Una volta i fotoreporter erano armati solo di macchine a pellicola e i preziosi rullini, dopo viaggi talvolta lunghi e avventurosi, finivano su quotidiani e riviste per informare la gente di cosa stava succedendo nel mondo.
Poi è arrivato il digitale, sono arrivati gli scanner, Photoshop, Internet, l’e-mail, il Web, la banda larga, le D-Slr. E con il Web 2.0 anche la fotografia è diventata 2.0. Non solo per l’aumento esponenziale delle immagini e per la rapidità della loro pubblicazione - scatti, editi, spedisci via email o fai l’upload sul sito Web o sul blog per metterle immediatamente online - ma anche per i nuovi linguaggi nati con i nuovi mezzi.

################

Consegne dell'esercizio:
**1.** Secondo il brano sulla fotografia, di che cosa erano armati un tempo i fotoreporter?
**2.** Trascrivi fedelmente dal brano sulla fotografia il testo da "Poi è arrivato" a "i nuovi mezzi.".
Le voci che seguono costituiscono materiale a sé, indipendente dal brano.

################

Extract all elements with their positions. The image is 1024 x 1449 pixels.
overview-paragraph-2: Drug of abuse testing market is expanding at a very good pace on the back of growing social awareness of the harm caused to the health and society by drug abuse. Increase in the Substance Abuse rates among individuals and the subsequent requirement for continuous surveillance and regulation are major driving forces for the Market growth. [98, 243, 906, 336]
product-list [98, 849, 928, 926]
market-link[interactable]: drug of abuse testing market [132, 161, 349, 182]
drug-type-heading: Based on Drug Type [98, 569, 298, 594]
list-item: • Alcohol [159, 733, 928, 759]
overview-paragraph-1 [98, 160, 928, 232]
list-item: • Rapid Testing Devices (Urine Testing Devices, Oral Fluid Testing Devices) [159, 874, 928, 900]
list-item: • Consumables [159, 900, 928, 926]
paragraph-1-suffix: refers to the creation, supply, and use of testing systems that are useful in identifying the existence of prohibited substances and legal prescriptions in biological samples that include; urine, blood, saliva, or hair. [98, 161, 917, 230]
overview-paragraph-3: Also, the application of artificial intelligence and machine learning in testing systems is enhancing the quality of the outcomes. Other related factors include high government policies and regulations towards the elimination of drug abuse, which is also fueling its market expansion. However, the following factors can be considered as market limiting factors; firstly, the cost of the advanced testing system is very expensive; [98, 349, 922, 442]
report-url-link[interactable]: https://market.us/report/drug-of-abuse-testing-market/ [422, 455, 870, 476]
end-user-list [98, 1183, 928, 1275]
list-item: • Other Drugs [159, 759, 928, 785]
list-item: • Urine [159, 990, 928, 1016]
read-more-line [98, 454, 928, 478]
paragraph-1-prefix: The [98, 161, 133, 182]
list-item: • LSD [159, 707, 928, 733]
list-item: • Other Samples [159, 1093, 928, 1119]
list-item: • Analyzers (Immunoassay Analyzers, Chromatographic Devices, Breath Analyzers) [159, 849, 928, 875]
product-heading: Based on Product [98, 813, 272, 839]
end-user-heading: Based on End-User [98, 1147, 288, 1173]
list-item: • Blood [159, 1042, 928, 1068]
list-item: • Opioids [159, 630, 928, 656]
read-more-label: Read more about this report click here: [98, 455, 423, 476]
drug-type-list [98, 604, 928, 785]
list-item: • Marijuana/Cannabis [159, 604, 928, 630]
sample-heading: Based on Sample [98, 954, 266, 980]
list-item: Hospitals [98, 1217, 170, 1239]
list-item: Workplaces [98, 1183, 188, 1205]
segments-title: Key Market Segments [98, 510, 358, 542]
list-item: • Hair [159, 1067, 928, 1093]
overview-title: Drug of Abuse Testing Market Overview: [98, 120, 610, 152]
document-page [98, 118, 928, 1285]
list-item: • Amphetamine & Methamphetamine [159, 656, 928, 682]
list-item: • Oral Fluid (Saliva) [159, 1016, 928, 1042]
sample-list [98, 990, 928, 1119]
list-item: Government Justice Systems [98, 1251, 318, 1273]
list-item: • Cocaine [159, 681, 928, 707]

################

Risposte per consegna:
**1.** Solo di macchine a pellicola.

**2.**
Poi è arrivato il digitale, sono arrivati gli scanner, Photoshop, Internet, l’e-mail, il Web, la banda larga, le D-Slr. E con il Web 2.0 anche la fotografia è diventata 2.0. Non solo per l’aumento esponenziale delle immagini e per la rapidità della loro pubblicazione - scatti, editi, spedisci via email o fai l’upload sul sito Web o sul blog per metterle immediatamente online - ma anche per i nuovi linguaggi nati con i nuovi mezzi.